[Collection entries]
-- begin --

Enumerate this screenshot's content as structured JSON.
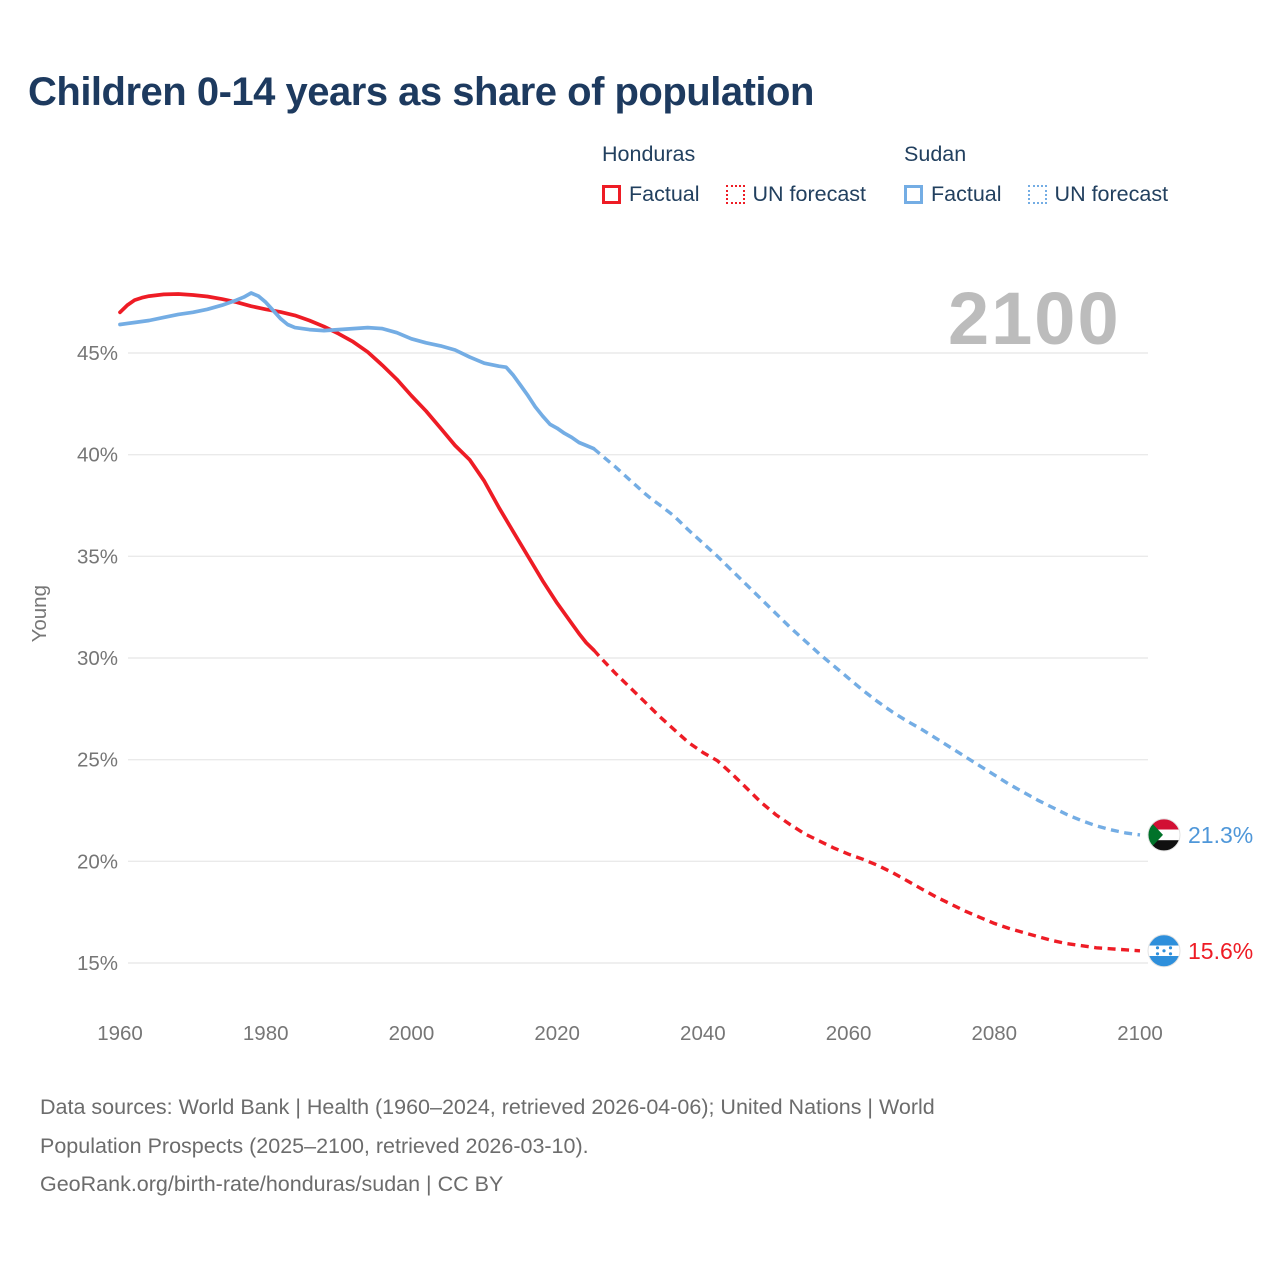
{
  "title": "Children 0-14 years as share of population",
  "watermark": "2100",
  "colors": {
    "honduras": "#ee1c25",
    "sudan": "#74ade4",
    "sudan_label_text": "#4f97d9",
    "honduras_label_text": "#ee1c25",
    "title_text": "#1d3a5f",
    "legend_text": "#22405f",
    "axis_text": "#767676",
    "grid": "#eaeaea",
    "watermark_text": "#bcbcbc",
    "footer_text": "#6c6c6c",
    "honduras_flag_blue": "#2e8fdb",
    "sudan_flag_red": "#d21034",
    "sudan_flag_green": "#007229",
    "sudan_flag_black": "#101010"
  },
  "legend": {
    "groups": [
      {
        "label": "Honduras",
        "items": [
          {
            "label": "Factual",
            "style": "solid"
          },
          {
            "label": "UN forecast",
            "style": "dashed"
          }
        ]
      },
      {
        "label": "Sudan",
        "items": [
          {
            "label": "Factual",
            "style": "solid"
          },
          {
            "label": "UN forecast",
            "style": "dashed"
          }
        ]
      }
    ]
  },
  "chart_data": {
    "type": "line",
    "title": "Children 0-14 years as share of population",
    "xlabel": "",
    "ylabel": "Young",
    "x_ticks": [
      1960,
      1980,
      2000,
      2020,
      2040,
      2060,
      2080,
      2100
    ],
    "y_ticks": [
      15,
      20,
      25,
      30,
      35,
      40,
      45
    ],
    "y_tick_suffix": "%",
    "xlim": [
      1960,
      2100
    ],
    "ylim": [
      13,
      49
    ],
    "grid": "horizontal",
    "legend_position": "top-right",
    "series": [
      {
        "name": "Honduras Factual",
        "country": "honduras",
        "style": "solid",
        "points": [
          [
            1960,
            47.0
          ],
          [
            1961,
            47.35
          ],
          [
            1962,
            47.6
          ],
          [
            1963,
            47.72
          ],
          [
            1964,
            47.8
          ],
          [
            1966,
            47.88
          ],
          [
            1968,
            47.9
          ],
          [
            1970,
            47.85
          ],
          [
            1972,
            47.78
          ],
          [
            1974,
            47.65
          ],
          [
            1976,
            47.5
          ],
          [
            1978,
            47.3
          ],
          [
            1980,
            47.15
          ],
          [
            1982,
            47.02
          ],
          [
            1984,
            46.85
          ],
          [
            1986,
            46.6
          ],
          [
            1988,
            46.3
          ],
          [
            1990,
            45.95
          ],
          [
            1992,
            45.55
          ],
          [
            1994,
            45.05
          ],
          [
            1996,
            44.4
          ],
          [
            1998,
            43.7
          ],
          [
            2000,
            42.9
          ],
          [
            2002,
            42.15
          ],
          [
            2004,
            41.3
          ],
          [
            2006,
            40.45
          ],
          [
            2008,
            39.75
          ],
          [
            2010,
            38.7
          ],
          [
            2012,
            37.4
          ],
          [
            2014,
            36.2
          ],
          [
            2016,
            35.0
          ],
          [
            2018,
            33.8
          ],
          [
            2020,
            32.7
          ],
          [
            2022,
            31.7
          ],
          [
            2023,
            31.2
          ],
          [
            2024,
            30.75
          ],
          [
            2025,
            30.4
          ]
        ]
      },
      {
        "name": "Honduras UN forecast",
        "country": "honduras",
        "style": "dashed",
        "points": [
          [
            2025,
            30.4
          ],
          [
            2026,
            30.0
          ],
          [
            2028,
            29.25
          ],
          [
            2030,
            28.55
          ],
          [
            2032,
            27.85
          ],
          [
            2034,
            27.15
          ],
          [
            2036,
            26.5
          ],
          [
            2038,
            25.85
          ],
          [
            2040,
            25.35
          ],
          [
            2042,
            24.95
          ],
          [
            2044,
            24.3
          ],
          [
            2046,
            23.6
          ],
          [
            2048,
            22.9
          ],
          [
            2050,
            22.3
          ],
          [
            2052,
            21.8
          ],
          [
            2054,
            21.35
          ],
          [
            2056,
            21.0
          ],
          [
            2058,
            20.65
          ],
          [
            2060,
            20.35
          ],
          [
            2062,
            20.1
          ],
          [
            2064,
            19.8
          ],
          [
            2066,
            19.45
          ],
          [
            2068,
            19.05
          ],
          [
            2070,
            18.65
          ],
          [
            2072,
            18.25
          ],
          [
            2074,
            17.9
          ],
          [
            2076,
            17.55
          ],
          [
            2078,
            17.25
          ],
          [
            2080,
            16.95
          ],
          [
            2082,
            16.7
          ],
          [
            2084,
            16.5
          ],
          [
            2086,
            16.3
          ],
          [
            2088,
            16.1
          ],
          [
            2090,
            15.95
          ],
          [
            2092,
            15.85
          ],
          [
            2094,
            15.75
          ],
          [
            2096,
            15.7
          ],
          [
            2098,
            15.65
          ],
          [
            2100,
            15.6
          ]
        ]
      },
      {
        "name": "Sudan Factual",
        "country": "sudan",
        "style": "solid",
        "points": [
          [
            1960,
            46.4
          ],
          [
            1962,
            46.5
          ],
          [
            1964,
            46.6
          ],
          [
            1966,
            46.75
          ],
          [
            1968,
            46.9
          ],
          [
            1970,
            47.0
          ],
          [
            1972,
            47.15
          ],
          [
            1974,
            47.35
          ],
          [
            1976,
            47.6
          ],
          [
            1977,
            47.75
          ],
          [
            1978,
            47.95
          ],
          [
            1979,
            47.8
          ],
          [
            1980,
            47.5
          ],
          [
            1981,
            47.1
          ],
          [
            1982,
            46.7
          ],
          [
            1983,
            46.4
          ],
          [
            1984,
            46.25
          ],
          [
            1986,
            46.15
          ],
          [
            1988,
            46.1
          ],
          [
            1990,
            46.15
          ],
          [
            1992,
            46.2
          ],
          [
            1994,
            46.25
          ],
          [
            1996,
            46.2
          ],
          [
            1998,
            46.0
          ],
          [
            2000,
            45.7
          ],
          [
            2002,
            45.5
          ],
          [
            2004,
            45.35
          ],
          [
            2006,
            45.15
          ],
          [
            2008,
            44.8
          ],
          [
            2010,
            44.5
          ],
          [
            2012,
            44.35
          ],
          [
            2013,
            44.3
          ],
          [
            2014,
            43.9
          ],
          [
            2015,
            43.4
          ],
          [
            2016,
            42.9
          ],
          [
            2017,
            42.35
          ],
          [
            2018,
            41.9
          ],
          [
            2019,
            41.5
          ],
          [
            2020,
            41.3
          ],
          [
            2021,
            41.05
          ],
          [
            2022,
            40.85
          ],
          [
            2023,
            40.6
          ],
          [
            2024,
            40.45
          ],
          [
            2025,
            40.3
          ]
        ]
      },
      {
        "name": "Sudan UN forecast",
        "country": "sudan",
        "style": "dashed",
        "points": [
          [
            2025,
            40.3
          ],
          [
            2026,
            40.0
          ],
          [
            2028,
            39.4
          ],
          [
            2030,
            38.75
          ],
          [
            2032,
            38.1
          ],
          [
            2033,
            37.8
          ],
          [
            2034,
            37.55
          ],
          [
            2036,
            37.0
          ],
          [
            2038,
            36.3
          ],
          [
            2040,
            35.65
          ],
          [
            2042,
            35.0
          ],
          [
            2044,
            34.3
          ],
          [
            2046,
            33.6
          ],
          [
            2048,
            32.9
          ],
          [
            2050,
            32.2
          ],
          [
            2052,
            31.5
          ],
          [
            2054,
            30.85
          ],
          [
            2056,
            30.2
          ],
          [
            2058,
            29.6
          ],
          [
            2060,
            29.0
          ],
          [
            2062,
            28.4
          ],
          [
            2064,
            27.85
          ],
          [
            2066,
            27.35
          ],
          [
            2068,
            26.9
          ],
          [
            2070,
            26.5
          ],
          [
            2072,
            26.05
          ],
          [
            2074,
            25.6
          ],
          [
            2076,
            25.15
          ],
          [
            2078,
            24.7
          ],
          [
            2080,
            24.25
          ],
          [
            2082,
            23.8
          ],
          [
            2084,
            23.4
          ],
          [
            2086,
            23.0
          ],
          [
            2088,
            22.65
          ],
          [
            2090,
            22.3
          ],
          [
            2092,
            22.0
          ],
          [
            2094,
            21.75
          ],
          [
            2096,
            21.55
          ],
          [
            2098,
            21.4
          ],
          [
            2100,
            21.3
          ]
        ]
      }
    ],
    "end_labels": [
      {
        "series": "Sudan",
        "flag": "sudan",
        "value": 21.3,
        "value_label": "21.3%"
      },
      {
        "series": "Honduras",
        "flag": "honduras",
        "value": 15.6,
        "value_label": "15.6%"
      }
    ]
  },
  "footer": {
    "line1": "Data sources: World Bank | Health (1960–2024, retrieved 2026-04-06); United Nations | World",
    "line2": "Population Prospects (2025–2100, retrieved 2026-03-10).",
    "line3": "GeoRank.org/birth-rate/honduras/sudan | CC BY"
  }
}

-- end --

Among the lines of the data above, count those holding "years" and state only the number.

* _Correct answer_:
2